• _Stated exercise_: Repeat the listing word for word. No pictures belong in the copy.

• _Dataset rows_:
-=-=-

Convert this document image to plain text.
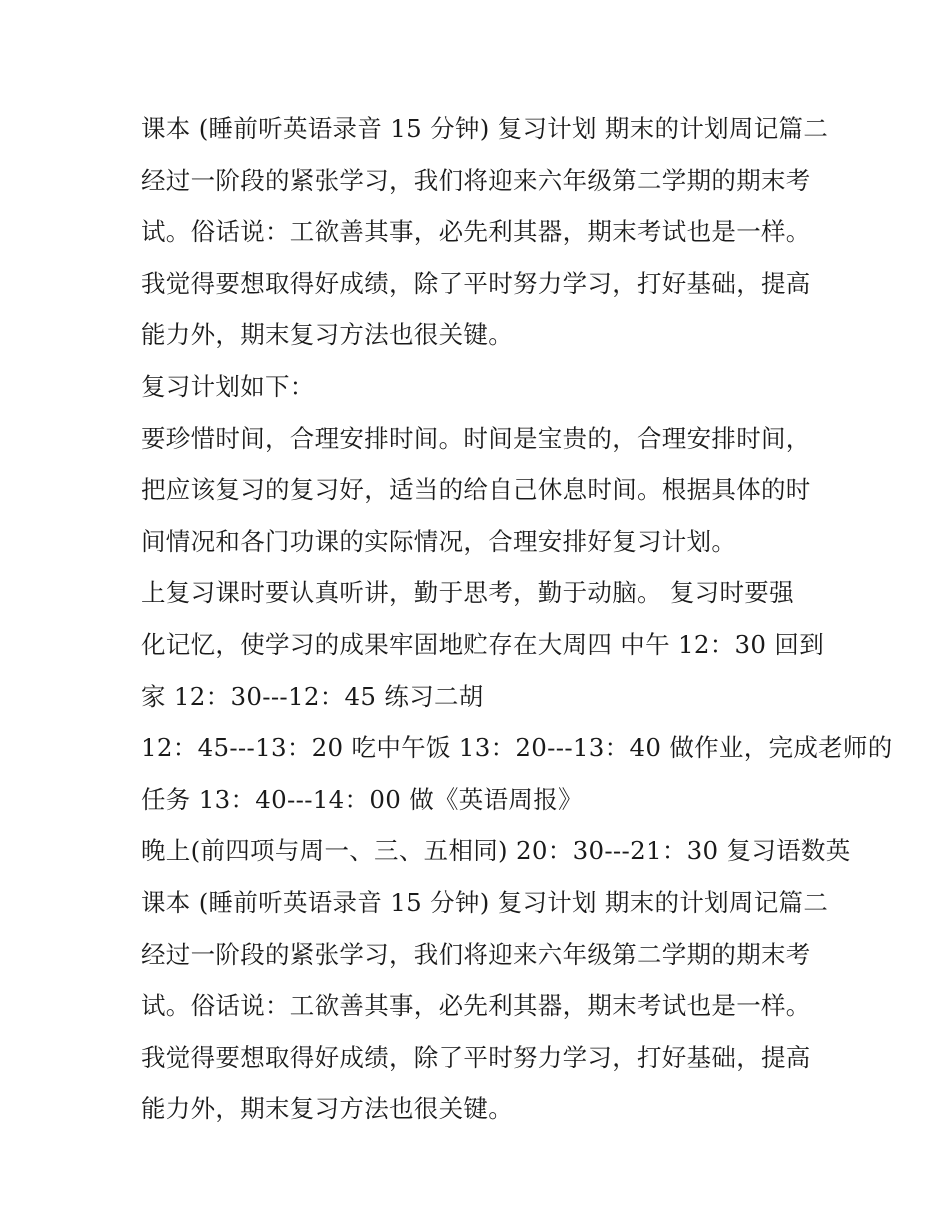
课本 (睡前听英语录音 15 分钟) 复习计划 期末的计划周记篇二
经过一阶段的紧张学习，我们将迎来六年级第二学期的期末考
试。俗话说：工欲善其事，必先利其器，期末考试也是一样。
我觉得要想取得好成绩，除了平时努力学习，打好基础，提高
能力外，期末复习方法也很关键。
复习计划如下：
要珍惜时间，合理安排时间。时间是宝贵的，合理安排时间，
把应该复习的复习好，适当的给自己休息时间。根据具体的时
间情况和各门功课的实际情况，合理安排好复习计划。
上复习课时要认真听讲，勤于思考，勤于动脑。 复习时要强
化记忆，使学习的成果牢固地贮存在大周四 中午 12：30 回到
家 12：30---12：45 练习二胡
12：45---13：20 吃中午饭 13：20---13：40 做作业，完成老师的
任务 13：40---14：00 做《英语周报》
晚上(前四项与周一、三、五相同) 20：30---21：30 复习语数英
课本 (睡前听英语录音 15 分钟) 复习计划 期末的计划周记篇二
经过一阶段的紧张学习，我们将迎来六年级第二学期的期末考
试。俗话说：工欲善其事，必先利其器，期末考试也是一样。
我觉得要想取得好成绩，除了平时努力学习，打好基础，提高
能力外，期末复习方法也很关键。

-=-=-

• _Complete answer_:
Convert this document image to plain text.
课本 (睡前听英语录音 15 分钟) 复习计划 期末的计划周记篇二
经过一阶段的紧张学习，我们将迎来六年级第二学期的期末考
试。俗话说：工欲善其事，必先利其器，期末考试也是一样。
我觉得要想取得好成绩，除了平时努力学习，打好基础，提高
能力外，期末复习方法也很关键。
复习计划如下：
要珍惜时间，合理安排时间。时间是宝贵的，合理安排时间，
把应该复习的复习好，适当的给自己休息时间。根据具体的时
间情况和各门功课的实际情况，合理安排好复习计划。
上复习课时要认真听讲，勤于思考，勤于动脑。 复习时要强
化记忆，使学习的成果牢固地贮存在大周四 中午 12：30 回到
家 12：30---12：45 练习二胡
12：45---13：20 吃中午饭 13：20---13：40 做作业，完成老师的
任务 13：40---14：00 做《英语周报》
晚上(前四项与周一、三、五相同) 20：30---21：30 复习语数英
课本 (睡前听英语录音 15 分钟) 复习计划 期末的计划周记篇二
经过一阶段的紧张学习，我们将迎来六年级第二学期的期末考
试。俗话说：工欲善其事，必先利其器，期末考试也是一样。
我觉得要想取得好成绩，除了平时努力学习，打好基础，提高
能力外，期末复习方法也很关键。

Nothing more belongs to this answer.